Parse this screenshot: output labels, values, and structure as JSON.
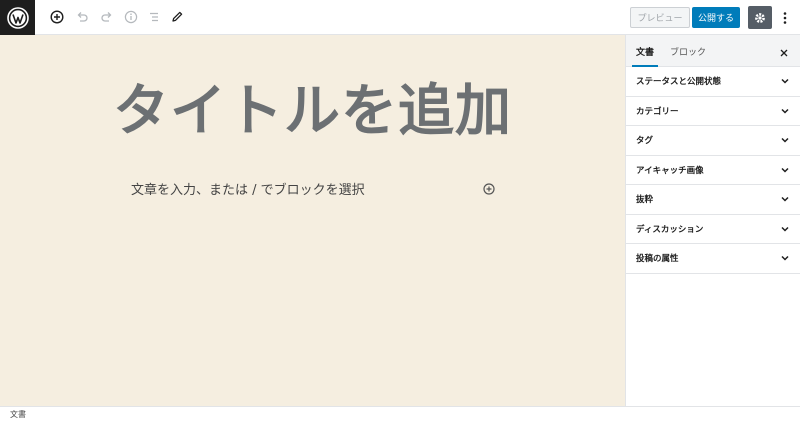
{
  "toolbar": {
    "logo_icon": "wordpress-icon",
    "tools": [
      "add-block-icon",
      "undo-icon",
      "redo-icon",
      "info-icon",
      "list-view-icon",
      "edit-icon"
    ],
    "preview_label": "プレビュー",
    "publish_label": "公開する",
    "settings_icon": "gear-icon",
    "more_icon": "more-vertical-icon"
  },
  "editor": {
    "title_placeholder": "タイトルを追加",
    "paragraph_placeholder": "文章を入力、または / でブロックを選択"
  },
  "sidebar": {
    "tabs": [
      {
        "label": "文書",
        "active": true
      },
      {
        "label": "ブロック",
        "active": false
      }
    ],
    "panels": [
      {
        "label": "ステータスと公開状態"
      },
      {
        "label": "カテゴリー"
      },
      {
        "label": "タグ"
      },
      {
        "label": "アイキャッチ画像"
      },
      {
        "label": "抜粋"
      },
      {
        "label": "ディスカッション"
      },
      {
        "label": "投稿の属性"
      }
    ]
  },
  "footer": {
    "breadcrumb": "文書"
  },
  "colors": {
    "accent": "#007cba",
    "canvas": "#f5eee0",
    "dark": "#1e1e1e"
  }
}
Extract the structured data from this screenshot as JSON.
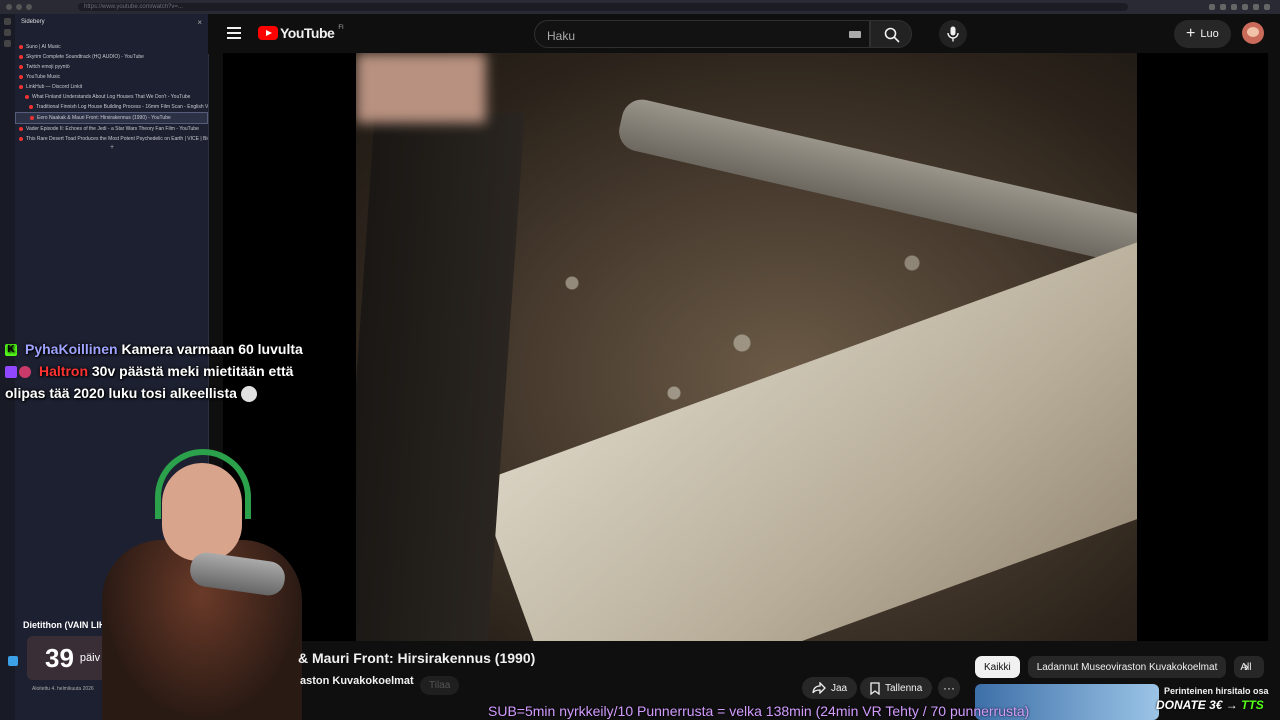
{
  "browser": {
    "url": "https://www.youtube.com/watch?v=..."
  },
  "sidebery": {
    "title": "Sidebery",
    "close_label": "×",
    "tabs": [
      {
        "label": "Suno | AI Music",
        "level": 0,
        "active": false
      },
      {
        "label": "Skyrim Complete Soundtrack (HQ AUDIO) - YouTube",
        "level": 0,
        "active": false
      },
      {
        "label": "Twitch emoji pyyntö",
        "level": 0,
        "active": false
      },
      {
        "label": "YouTube Music",
        "level": 0,
        "active": false
      },
      {
        "label": "LinkHub — Discord Linkit",
        "level": 0,
        "active": false
      },
      {
        "label": "What Finland Understands About Log Houses That We Don't - YouTube",
        "level": 1,
        "active": false
      },
      {
        "label": "Traditional Finnish Log House Building Process - 16mm Film Scan - English Ve",
        "level": 2,
        "active": false
      },
      {
        "label": "Eero Naakak & Mauri Front: Hirsirakennus (1990) - YouTube",
        "level": 2,
        "active": true
      },
      {
        "label": "Vader Episode II: Echoes of the Jedi - a Star Wars Theory Fan Film - YouTube",
        "level": 0,
        "active": false
      },
      {
        "label": "This Rare Desert Toad Produces the Most Potent Psychedelic on Earth | VICE | Bio",
        "level": 0,
        "active": false
      }
    ],
    "plus_label": "+"
  },
  "youtube": {
    "logo_text": "YouTube",
    "region": "FI",
    "search_placeholder": "Haku",
    "create_label": "Luo",
    "video_title": "& Mauri Front: Hirsirakennus (1990)",
    "channel": "aston Kuvakokoelmat",
    "subscribe_label": "Tilaa",
    "share_label": "Jaa",
    "save_label": "Tallenna",
    "more_label": "···",
    "chips": [
      "Kaikki",
      "Ladannut Museoviraston Kuvakokoelmat",
      "All"
    ],
    "next_label": "›",
    "recommended_title": "Perinteinen hirsitalo osa"
  },
  "chat": {
    "msg1_user": "PyhaKoillinen",
    "msg1_text": "Kamera varmaan 60 luvulta",
    "msg2_user": "Haltron",
    "msg2_text": "30v päästä meki mietitään että olipas tää 2020 luku tosi alkeellista"
  },
  "timer": {
    "label": "Dietithon (VAIN LIHA",
    "days": "39",
    "unit": "päiv",
    "footer": "Aloitettu 4. helmikuuta 2026"
  },
  "overlays": {
    "sub_ticker": "SUB=5min nyrkkeily/10 Punnerrusta = velka 138min (24min VR Tehty / 70 punnerrusta)",
    "donate_text": "DONATE 3€ → ",
    "donate_tts": "TTS"
  }
}
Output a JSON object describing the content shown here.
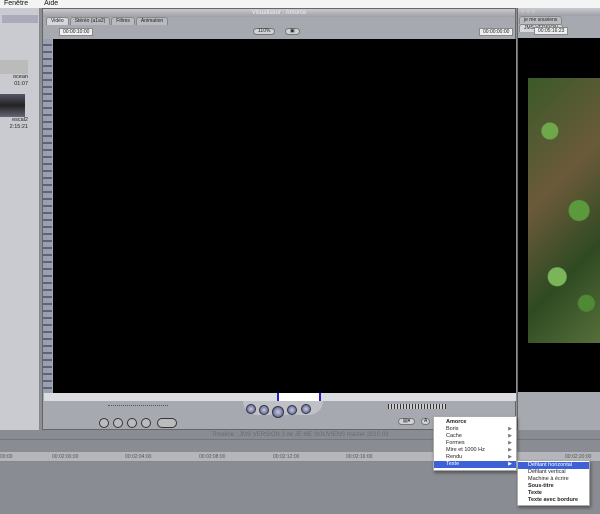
{
  "menubar": {
    "items": [
      "Fenêtre",
      "Aide"
    ]
  },
  "browser": {
    "clips": [
      {
        "name": "ocean",
        "duration": "01:07"
      },
      {
        "name": "escal2",
        "duration": "2:15:21"
      }
    ]
  },
  "viewer": {
    "title": "Visualiseur : Amorce",
    "tabs": [
      "Vidéo",
      "Stéréo (a1a2)",
      "Filtres",
      "Animation"
    ],
    "active_tab": 0,
    "duration": "00:00:10:00",
    "zoom": "110%",
    "view": "▣",
    "current_tc": "00:00:00:00"
  },
  "canvas": {
    "tabs": [
      "je me souviens",
      "JMS VERSION"
    ],
    "timecode": "00:05:16:23"
  },
  "timeline": {
    "title": "Timeline : JMS VERSION 3 de JE ME SOUVIENS master 2010 03",
    "ticks": [
      "00:00",
      "00:02:00:00",
      "00:02:04:00",
      "00:02:08:00",
      "00:02:12:00",
      "00:02:16:00",
      "00:02:20:00"
    ]
  },
  "generator_menu": {
    "items": [
      {
        "label": "Amorce",
        "submenu": false
      },
      {
        "label": "Boris",
        "submenu": true
      },
      {
        "label": "Cache",
        "submenu": true
      },
      {
        "label": "Formes",
        "submenu": true
      },
      {
        "label": "Mire et 1000 Hz",
        "submenu": true
      },
      {
        "label": "Rendu",
        "submenu": true
      },
      {
        "label": "Texte",
        "submenu": true,
        "selected": true
      }
    ]
  },
  "texte_submenu": {
    "items": [
      "Défilant horizontal",
      "Défilant vertical",
      "Machine à écrire",
      "Sous-titre",
      "Texte",
      "Texte avec bordure"
    ],
    "selected": 0
  },
  "colors": {
    "selection": "#3d62d8"
  }
}
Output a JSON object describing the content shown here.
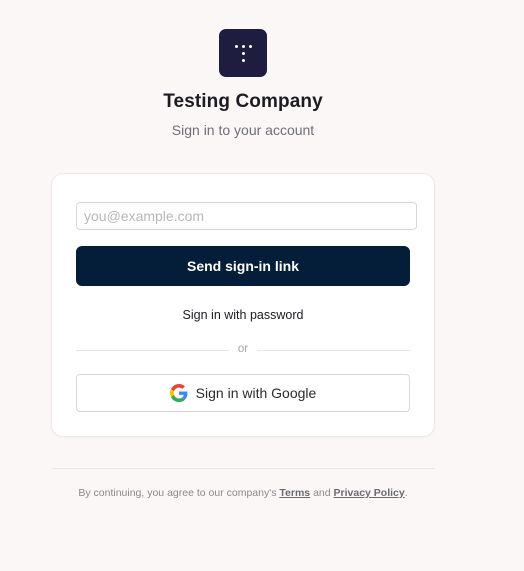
{
  "brand": {
    "logo_icon": "dotted-t-logo-icon",
    "logo_bg_color": "#1e1d3f",
    "company_name": "Testing Company",
    "subtitle": "Sign in to your account"
  },
  "form": {
    "email_placeholder": "you@example.com",
    "email_value": "",
    "send_button_label": "Send sign-in link",
    "send_button_color": "#041e3a",
    "password_link_label": "Sign in with password",
    "divider_label": "or",
    "google_button_label": "Sign in with Google",
    "google_icon": "google-g-icon"
  },
  "footer": {
    "prefix": "By continuing, you agree to our company's",
    "terms_label": "Terms",
    "conjunction": "and",
    "privacy_label": "Privacy Policy",
    "suffix": "."
  }
}
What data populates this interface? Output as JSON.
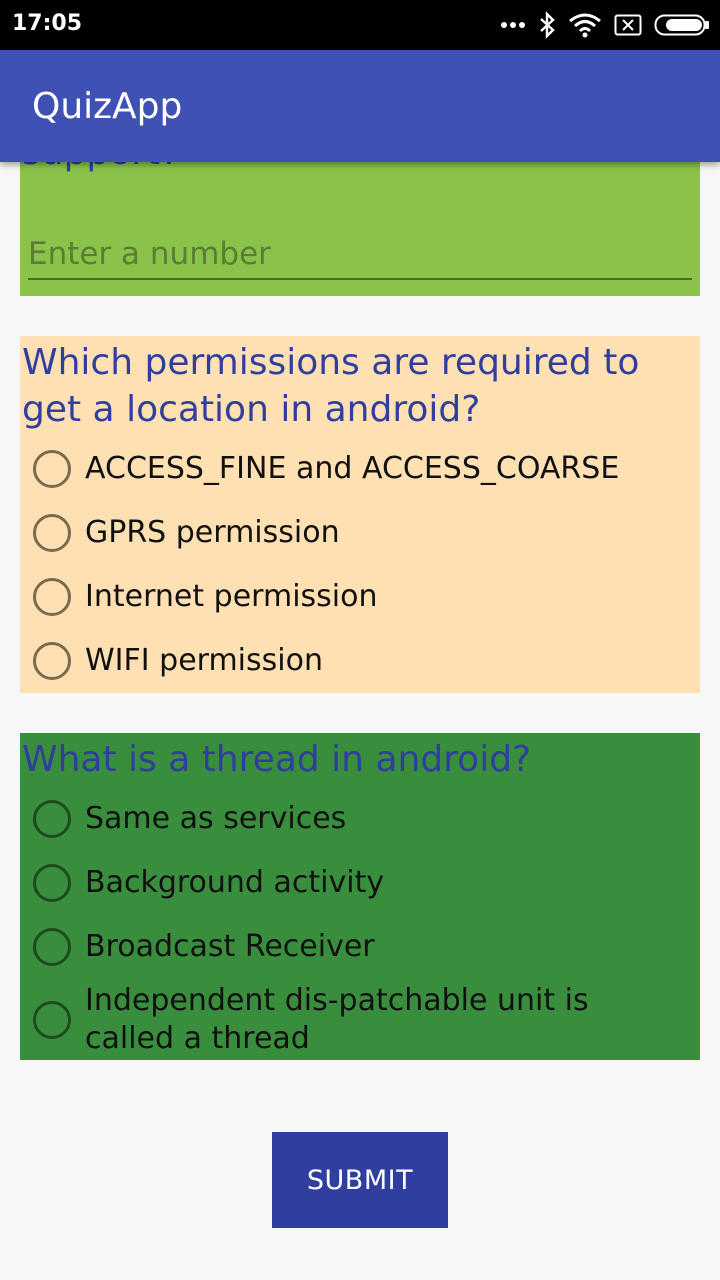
{
  "status_bar": {
    "time": "17:05",
    "icons": [
      "more-dots-icon",
      "bluetooth-icon",
      "wifi-icon",
      "no-sim-icon",
      "battery-icon"
    ]
  },
  "app_bar": {
    "title": "QuizApp"
  },
  "colors": {
    "primary": "#3f51b5",
    "primary_dark": "#303f9f",
    "card_light_green": "#8bc34a",
    "card_peach": "#ffe0b2",
    "card_dark_green": "#388e3c"
  },
  "question1": {
    "partial_text": "support?",
    "input_placeholder": "Enter a number",
    "input_value": ""
  },
  "question2": {
    "text": "Which permissions are required to get a location in android?",
    "options": [
      "ACCESS_FINE and ACCESS_COARSE",
      "GPRS permission",
      "Internet permission",
      "WIFI permission"
    ]
  },
  "question3": {
    "text": "What is a thread in android?",
    "options": [
      "Same as services",
      "Background activity",
      "Broadcast Receiver",
      "Independent dis-patchable unit is called a thread"
    ]
  },
  "submit": {
    "label": "SUBMIT"
  }
}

........

Prompt | Omit every picture, and otherwise quote the entries exactly.

Response to this exercise |
Parse this screenshot: output labels, values, and structure as JSON.
{
  "toolbar": {
    "logo_icon": "wordpress-icon",
    "tools": [
      "add-block-icon",
      "undo-icon",
      "redo-icon",
      "info-icon",
      "list-view-icon",
      "edit-icon"
    ],
    "preview_label": "プレビュー",
    "publish_label": "公開する",
    "settings_icon": "gear-icon",
    "more_icon": "more-vertical-icon"
  },
  "editor": {
    "title_placeholder": "タイトルを追加",
    "paragraph_placeholder": "文章を入力、または / でブロックを選択"
  },
  "sidebar": {
    "tabs": [
      {
        "label": "文書",
        "active": true
      },
      {
        "label": "ブロック",
        "active": false
      }
    ],
    "panels": [
      {
        "label": "ステータスと公開状態"
      },
      {
        "label": "カテゴリー"
      },
      {
        "label": "タグ"
      },
      {
        "label": "アイキャッチ画像"
      },
      {
        "label": "抜粋"
      },
      {
        "label": "ディスカッション"
      },
      {
        "label": "投稿の属性"
      }
    ]
  },
  "footer": {
    "breadcrumb": "文書"
  },
  "colors": {
    "accent": "#007cba",
    "canvas": "#f5eee0",
    "dark": "#1e1e1e"
  }
}
Extract the structured data from this screenshot as JSON.
{
  "browser": {
    "url": "https://www.youtube.com/watch?v=..."
  },
  "sidebery": {
    "title": "Sidebery",
    "close_label": "×",
    "tabs": [
      {
        "label": "Suno | AI Music",
        "level": 0,
        "active": false
      },
      {
        "label": "Skyrim Complete Soundtrack (HQ AUDIO) - YouTube",
        "level": 0,
        "active": false
      },
      {
        "label": "Twitch emoji pyyntö",
        "level": 0,
        "active": false
      },
      {
        "label": "YouTube Music",
        "level": 0,
        "active": false
      },
      {
        "label": "LinkHub — Discord Linkit",
        "level": 0,
        "active": false
      },
      {
        "label": "What Finland Understands About Log Houses That We Don't - YouTube",
        "level": 1,
        "active": false
      },
      {
        "label": "Traditional Finnish Log House Building Process - 16mm Film Scan - English Ve",
        "level": 2,
        "active": false
      },
      {
        "label": "Eero Naakak & Mauri Front: Hirsirakennus (1990) - YouTube",
        "level": 2,
        "active": true
      },
      {
        "label": "Vader Episode II: Echoes of the Jedi - a Star Wars Theory Fan Film - YouTube",
        "level": 0,
        "active": false
      },
      {
        "label": "This Rare Desert Toad Produces the Most Potent Psychedelic on Earth | VICE | Bio",
        "level": 0,
        "active": false
      }
    ],
    "plus_label": "+"
  },
  "youtube": {
    "logo_text": "YouTube",
    "region": "FI",
    "search_placeholder": "Haku",
    "create_label": "Luo",
    "video_title": "& Mauri Front: Hirsirakennus (1990)",
    "channel": "aston Kuvakokoelmat",
    "subscribe_label": "Tilaa",
    "share_label": "Jaa",
    "save_label": "Tallenna",
    "more_label": "···",
    "chips": [
      "Kaikki",
      "Ladannut Museoviraston Kuvakokoelmat",
      "All"
    ],
    "next_label": "›",
    "recommended_title": "Perinteinen hirsitalo osa"
  },
  "chat": {
    "msg1_user": "PyhaKoillinen",
    "msg1_text": "Kamera varmaan 60 luvulta",
    "msg2_user": "Haltron",
    "msg2_text": "30v päästä meki mietitään että olipas tää 2020 luku tosi alkeellista"
  },
  "timer": {
    "label": "Dietithon (VAIN LIHA",
    "days": "39",
    "unit": "päiv",
    "footer": "Aloitettu 4. helmikuuta 2026"
  },
  "overlays": {
    "sub_ticker": "SUB=5min nyrkkeily/10 Punnerrusta = velka 138min (24min VR Tehty / 70 punnerrusta)",
    "donate_text": "DONATE 3€ → ",
    "donate_tts": "TTS"
  }
}
Output a JSON object describing the content shown here.
{
  "menubar": {
    "items": [
      "Fenêtre",
      "Aide"
    ]
  },
  "browser": {
    "clips": [
      {
        "name": "ocean",
        "duration": "01:07"
      },
      {
        "name": "escal2",
        "duration": "2:15:21"
      }
    ]
  },
  "viewer": {
    "title": "Visualiseur : Amorce",
    "tabs": [
      "Vidéo",
      "Stéréo (a1a2)",
      "Filtres",
      "Animation"
    ],
    "active_tab": 0,
    "duration": "00:00:10:00",
    "zoom": "110%",
    "view": "▣",
    "current_tc": "00:00:00:00"
  },
  "canvas": {
    "tabs": [
      "je me souviens",
      "JMS VERSION"
    ],
    "timecode": "00:05:16:23"
  },
  "timeline": {
    "title": "Timeline : JMS VERSION 3 de JE ME SOUVIENS master 2010 03",
    "ticks": [
      "00:00",
      "00:02:00:00",
      "00:02:04:00",
      "00:02:08:00",
      "00:02:12:00",
      "00:02:16:00",
      "00:02:20:00"
    ]
  },
  "generator_menu": {
    "items": [
      {
        "label": "Amorce",
        "submenu": false
      },
      {
        "label": "Boris",
        "submenu": true
      },
      {
        "label": "Cache",
        "submenu": true
      },
      {
        "label": "Formes",
        "submenu": true
      },
      {
        "label": "Mire et 1000 Hz",
        "submenu": true
      },
      {
        "label": "Rendu",
        "submenu": true
      },
      {
        "label": "Texte",
        "submenu": true,
        "selected": true
      }
    ]
  },
  "texte_submenu": {
    "items": [
      "Défilant horizontal",
      "Défilant vertical",
      "Machine à écrire",
      "Sous-titre",
      "Texte",
      "Texte avec bordure"
    ],
    "selected": 0
  },
  "colors": {
    "selection": "#3d62d8"
  }
}
Output a JSON object describing the content shown here.
{
  "brand": {
    "logo_icon": "dotted-t-logo-icon",
    "logo_bg_color": "#1e1d3f",
    "company_name": "Testing Company",
    "subtitle": "Sign in to your account"
  },
  "form": {
    "email_placeholder": "you@example.com",
    "email_value": "",
    "send_button_label": "Send sign-in link",
    "send_button_color": "#041e3a",
    "password_link_label": "Sign in with password",
    "divider_label": "or",
    "google_button_label": "Sign in with Google",
    "google_icon": "google-g-icon"
  },
  "footer": {
    "prefix": "By continuing, you agree to our company's",
    "terms_label": "Terms",
    "conjunction": "and",
    "privacy_label": "Privacy Policy",
    "suffix": "."
  }
}
What data populates this interface? Output as JSON.
{
  "status_bar": {
    "time": "17:05",
    "icons": [
      "more-dots-icon",
      "bluetooth-icon",
      "wifi-icon",
      "no-sim-icon",
      "battery-icon"
    ]
  },
  "app_bar": {
    "title": "QuizApp"
  },
  "colors": {
    "primary": "#3f51b5",
    "primary_dark": "#303f9f",
    "card_light_green": "#8bc34a",
    "card_peach": "#ffe0b2",
    "card_dark_green": "#388e3c"
  },
  "question1": {
    "partial_text": "support?",
    "input_placeholder": "Enter a number",
    "input_value": ""
  },
  "question2": {
    "text": "Which permissions are required to get a location in android?",
    "options": [
      "ACCESS_FINE and ACCESS_COARSE",
      "GPRS permission",
      "Internet permission",
      "WIFI permission"
    ]
  },
  "question3": {
    "text": "What is a thread in android?",
    "options": [
      "Same as services",
      "Background activity",
      "Broadcast Receiver",
      "Independent dis-patchable unit is called a thread"
    ]
  },
  "submit": {
    "label": "SUBMIT"
  }
}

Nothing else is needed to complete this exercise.